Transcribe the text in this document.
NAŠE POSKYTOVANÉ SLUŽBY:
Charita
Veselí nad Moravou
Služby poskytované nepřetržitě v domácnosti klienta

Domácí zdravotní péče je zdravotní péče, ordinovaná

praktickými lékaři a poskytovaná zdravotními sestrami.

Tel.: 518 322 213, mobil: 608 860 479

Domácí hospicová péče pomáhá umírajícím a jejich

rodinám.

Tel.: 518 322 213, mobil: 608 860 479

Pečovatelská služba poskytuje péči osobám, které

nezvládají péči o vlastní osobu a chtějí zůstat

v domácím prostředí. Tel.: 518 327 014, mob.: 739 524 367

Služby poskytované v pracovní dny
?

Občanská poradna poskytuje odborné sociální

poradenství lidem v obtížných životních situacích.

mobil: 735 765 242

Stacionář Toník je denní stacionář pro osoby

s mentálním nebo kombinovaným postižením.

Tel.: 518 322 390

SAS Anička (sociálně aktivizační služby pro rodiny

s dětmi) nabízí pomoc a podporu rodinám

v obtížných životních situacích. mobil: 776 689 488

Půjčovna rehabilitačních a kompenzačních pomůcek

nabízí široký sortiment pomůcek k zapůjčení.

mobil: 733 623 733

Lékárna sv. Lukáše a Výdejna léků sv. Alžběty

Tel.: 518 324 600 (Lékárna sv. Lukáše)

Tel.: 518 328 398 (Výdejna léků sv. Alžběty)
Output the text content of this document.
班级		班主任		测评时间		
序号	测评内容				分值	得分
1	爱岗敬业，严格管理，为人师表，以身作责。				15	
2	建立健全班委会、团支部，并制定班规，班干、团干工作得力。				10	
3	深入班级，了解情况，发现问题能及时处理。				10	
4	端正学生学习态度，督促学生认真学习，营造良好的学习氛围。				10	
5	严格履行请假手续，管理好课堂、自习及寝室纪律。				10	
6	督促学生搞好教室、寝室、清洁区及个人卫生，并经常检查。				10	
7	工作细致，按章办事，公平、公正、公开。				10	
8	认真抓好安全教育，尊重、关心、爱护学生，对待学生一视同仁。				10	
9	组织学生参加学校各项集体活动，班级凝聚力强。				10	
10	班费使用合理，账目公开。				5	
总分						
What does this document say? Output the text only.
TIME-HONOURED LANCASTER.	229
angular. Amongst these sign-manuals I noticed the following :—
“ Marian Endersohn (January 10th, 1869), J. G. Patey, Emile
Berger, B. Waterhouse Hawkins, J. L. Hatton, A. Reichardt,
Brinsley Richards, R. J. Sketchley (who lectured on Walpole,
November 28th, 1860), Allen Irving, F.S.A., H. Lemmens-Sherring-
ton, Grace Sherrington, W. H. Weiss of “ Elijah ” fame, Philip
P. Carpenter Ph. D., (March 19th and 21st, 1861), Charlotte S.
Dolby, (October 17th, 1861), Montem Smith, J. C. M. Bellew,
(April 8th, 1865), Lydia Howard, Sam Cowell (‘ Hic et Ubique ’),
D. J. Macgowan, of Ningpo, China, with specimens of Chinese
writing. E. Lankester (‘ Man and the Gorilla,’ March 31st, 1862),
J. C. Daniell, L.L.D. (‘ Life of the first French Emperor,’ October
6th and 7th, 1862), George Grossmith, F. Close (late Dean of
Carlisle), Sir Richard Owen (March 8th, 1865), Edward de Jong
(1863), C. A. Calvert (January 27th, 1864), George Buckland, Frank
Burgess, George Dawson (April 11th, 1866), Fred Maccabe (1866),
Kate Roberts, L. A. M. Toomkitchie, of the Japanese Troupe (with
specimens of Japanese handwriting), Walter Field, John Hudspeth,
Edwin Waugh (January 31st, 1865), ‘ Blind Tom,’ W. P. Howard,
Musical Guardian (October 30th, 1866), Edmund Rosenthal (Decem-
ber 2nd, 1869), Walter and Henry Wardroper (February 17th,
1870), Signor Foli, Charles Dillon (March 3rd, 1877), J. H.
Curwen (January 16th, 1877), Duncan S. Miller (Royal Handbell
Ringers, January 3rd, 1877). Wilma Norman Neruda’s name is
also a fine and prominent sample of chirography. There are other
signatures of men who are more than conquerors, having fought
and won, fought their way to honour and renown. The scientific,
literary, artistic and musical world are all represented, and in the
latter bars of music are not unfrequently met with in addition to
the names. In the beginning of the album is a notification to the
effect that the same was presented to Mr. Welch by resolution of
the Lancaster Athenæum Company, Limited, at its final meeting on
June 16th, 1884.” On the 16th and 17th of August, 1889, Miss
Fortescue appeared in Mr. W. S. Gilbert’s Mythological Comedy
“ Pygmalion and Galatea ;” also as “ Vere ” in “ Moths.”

Work to be completed | Give exactly the lines from the one with "What does this" to the end of the entries, nothing before them.

Exercise solution |
What does this document say? Output the text only.
TIME-HONOURED LANCASTER.	229
angular. Amongst these sign-manuals I noticed the following :—
“ Marian Endersohn (January 10th, 1869), J. G. Patey, Emile
Berger, B. Waterhouse Hawkins, J. L. Hatton, A. Reichardt,
Brinsley Richards, R. J. Sketchley (who lectured on Walpole,
November 28th, 1860), Allen Irving, F.S.A., H. Lemmens-Sherring-
ton, Grace Sherrington, W. H. Weiss of “ Elijah ” fame, Philip
P. Carpenter Ph. D., (March 19th and 21st, 1861), Charlotte S.
Dolby, (October 17th, 1861), Montem Smith, J. C. M. Bellew,
(April 8th, 1865), Lydia Howard, Sam Cowell (‘ Hic et Ubique ’),
D. J. Macgowan, of Ningpo, China, with specimens of Chinese
writing. E. Lankester (‘ Man and the Gorilla,’ March 31st, 1862),
J. C. Daniell, L.L.D. (‘ Life of the first French Emperor,’ October
6th and 7th, 1862), George Grossmith, F. Close (late Dean of
Carlisle), Sir Richard Owen (March 8th, 1865), Edward de Jong
(1863), C. A. Calvert (January 27th, 1864), George Buckland, Frank
Burgess, George Dawson (April 11th, 1866), Fred Maccabe (1866),
Kate Roberts, L. A. M. Toomkitchie, of the Japanese Troupe (with
specimens of Japanese handwriting), Walter Field, John Hudspeth,
Edwin Waugh (January 31st, 1865), ‘ Blind Tom,’ W. P. Howard,
Musical Guardian (October 30th, 1866), Edmund Rosenthal (Decem-
ber 2nd, 1869), Walter and Henry Wardroper (February 17th,
1870), Signor Foli, Charles Dillon (March 3rd, 1877), J. H.
Curwen (January 16th, 1877), Duncan S. Miller (Royal Handbell
Ringers, January 3rd, 1877). Wilma Norman Neruda’s name is
also a fine and prominent sample of chirography. There are other
signatures of men who are more than conquerors, having fought
and won, fought their way to honour and renown. The scientific,
literary, artistic and musical world are all represented, and in the
latter bars of music are not unfrequently met with in addition to
the names. In the beginning of the album is a notification to the
effect that the same was presented to Mr. Welch by resolution of
the Lancaster Athenæum Company, Limited, at its final meeting on
June 16th, 1884.” On the 16th and 17th of August, 1889, Miss
Fortescue appeared in Mr. W. S. Gilbert’s Mythological Comedy
“ Pygmalion and Galatea ;” also as “ Vere ” in “ Moths.”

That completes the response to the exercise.